Source records
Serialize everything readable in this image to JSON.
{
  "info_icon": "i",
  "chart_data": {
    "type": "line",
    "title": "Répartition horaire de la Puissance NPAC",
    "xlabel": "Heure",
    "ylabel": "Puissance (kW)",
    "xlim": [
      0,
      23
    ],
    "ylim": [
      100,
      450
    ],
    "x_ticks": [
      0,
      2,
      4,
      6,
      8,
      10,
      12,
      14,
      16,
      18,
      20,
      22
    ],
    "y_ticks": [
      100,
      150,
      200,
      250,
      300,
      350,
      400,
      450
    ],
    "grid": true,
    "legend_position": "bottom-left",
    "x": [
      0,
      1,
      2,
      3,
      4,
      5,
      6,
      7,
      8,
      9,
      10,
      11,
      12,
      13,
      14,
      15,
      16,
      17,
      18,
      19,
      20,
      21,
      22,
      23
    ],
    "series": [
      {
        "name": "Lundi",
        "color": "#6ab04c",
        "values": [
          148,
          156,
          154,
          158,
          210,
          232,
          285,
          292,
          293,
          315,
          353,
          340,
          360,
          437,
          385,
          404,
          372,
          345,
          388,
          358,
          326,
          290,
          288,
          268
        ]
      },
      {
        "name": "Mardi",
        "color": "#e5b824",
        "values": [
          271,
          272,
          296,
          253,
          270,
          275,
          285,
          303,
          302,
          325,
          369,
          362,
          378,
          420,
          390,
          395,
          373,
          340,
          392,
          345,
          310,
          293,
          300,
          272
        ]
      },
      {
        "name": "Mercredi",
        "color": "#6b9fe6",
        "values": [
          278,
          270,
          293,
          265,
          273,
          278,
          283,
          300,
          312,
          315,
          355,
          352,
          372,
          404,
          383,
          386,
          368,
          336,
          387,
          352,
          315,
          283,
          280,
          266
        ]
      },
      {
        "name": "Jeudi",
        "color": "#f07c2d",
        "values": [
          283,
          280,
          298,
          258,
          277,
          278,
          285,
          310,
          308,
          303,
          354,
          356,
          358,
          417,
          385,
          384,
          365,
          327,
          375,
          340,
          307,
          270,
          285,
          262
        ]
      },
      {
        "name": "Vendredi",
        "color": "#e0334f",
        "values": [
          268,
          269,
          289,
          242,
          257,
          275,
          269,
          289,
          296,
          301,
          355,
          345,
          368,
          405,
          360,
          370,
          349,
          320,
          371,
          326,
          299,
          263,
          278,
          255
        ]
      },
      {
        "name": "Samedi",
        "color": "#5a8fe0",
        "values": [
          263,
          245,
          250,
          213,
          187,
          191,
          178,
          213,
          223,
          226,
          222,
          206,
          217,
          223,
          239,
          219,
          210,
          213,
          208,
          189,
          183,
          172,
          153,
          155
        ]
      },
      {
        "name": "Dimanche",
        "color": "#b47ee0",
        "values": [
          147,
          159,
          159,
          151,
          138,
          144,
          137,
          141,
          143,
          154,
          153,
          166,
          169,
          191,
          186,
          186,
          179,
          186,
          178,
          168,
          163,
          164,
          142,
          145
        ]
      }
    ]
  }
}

Your objective
Reproduce the listing in full. Keep it exactly as written.

Answer below
Serialize everything readable in this image to JSON.
{
  "info_icon": "i",
  "chart_data": {
    "type": "line",
    "title": "Répartition horaire de la Puissance NPAC",
    "xlabel": "Heure",
    "ylabel": "Puissance (kW)",
    "xlim": [
      0,
      23
    ],
    "ylim": [
      100,
      450
    ],
    "x_ticks": [
      0,
      2,
      4,
      6,
      8,
      10,
      12,
      14,
      16,
      18,
      20,
      22
    ],
    "y_ticks": [
      100,
      150,
      200,
      250,
      300,
      350,
      400,
      450
    ],
    "grid": true,
    "legend_position": "bottom-left",
    "x": [
      0,
      1,
      2,
      3,
      4,
      5,
      6,
      7,
      8,
      9,
      10,
      11,
      12,
      13,
      14,
      15,
      16,
      17,
      18,
      19,
      20,
      21,
      22,
      23
    ],
    "series": [
      {
        "name": "Lundi",
        "color": "#6ab04c",
        "values": [
          148,
          156,
          154,
          158,
          210,
          232,
          285,
          292,
          293,
          315,
          353,
          340,
          360,
          437,
          385,
          404,
          372,
          345,
          388,
          358,
          326,
          290,
          288,
          268
        ]
      },
      {
        "name": "Mardi",
        "color": "#e5b824",
        "values": [
          271,
          272,
          296,
          253,
          270,
          275,
          285,
          303,
          302,
          325,
          369,
          362,
          378,
          420,
          390,
          395,
          373,
          340,
          392,
          345,
          310,
          293,
          300,
          272
        ]
      },
      {
        "name": "Mercredi",
        "color": "#6b9fe6",
        "values": [
          278,
          270,
          293,
          265,
          273,
          278,
          283,
          300,
          312,
          315,
          355,
          352,
          372,
          404,
          383,
          386,
          368,
          336,
          387,
          352,
          315,
          283,
          280,
          266
        ]
      },
      {
        "name": "Jeudi",
        "color": "#f07c2d",
        "values": [
          283,
          280,
          298,
          258,
          277,
          278,
          285,
          310,
          308,
          303,
          354,
          356,
          358,
          417,
          385,
          384,
          365,
          327,
          375,
          340,
          307,
          270,
          285,
          262
        ]
      },
      {
        "name": "Vendredi",
        "color": "#e0334f",
        "values": [
          268,
          269,
          289,
          242,
          257,
          275,
          269,
          289,
          296,
          301,
          355,
          345,
          368,
          405,
          360,
          370,
          349,
          320,
          371,
          326,
          299,
          263,
          278,
          255
        ]
      },
      {
        "name": "Samedi",
        "color": "#5a8fe0",
        "values": [
          263,
          245,
          250,
          213,
          187,
          191,
          178,
          213,
          223,
          226,
          222,
          206,
          217,
          223,
          239,
          219,
          210,
          213,
          208,
          189,
          183,
          172,
          153,
          155
        ]
      },
      {
        "name": "Dimanche",
        "color": "#b47ee0",
        "values": [
          147,
          159,
          159,
          151,
          138,
          144,
          137,
          141,
          143,
          154,
          153,
          166,
          169,
          191,
          186,
          186,
          179,
          186,
          178,
          168,
          163,
          164,
          142,
          145
        ]
      }
    ]
  }
}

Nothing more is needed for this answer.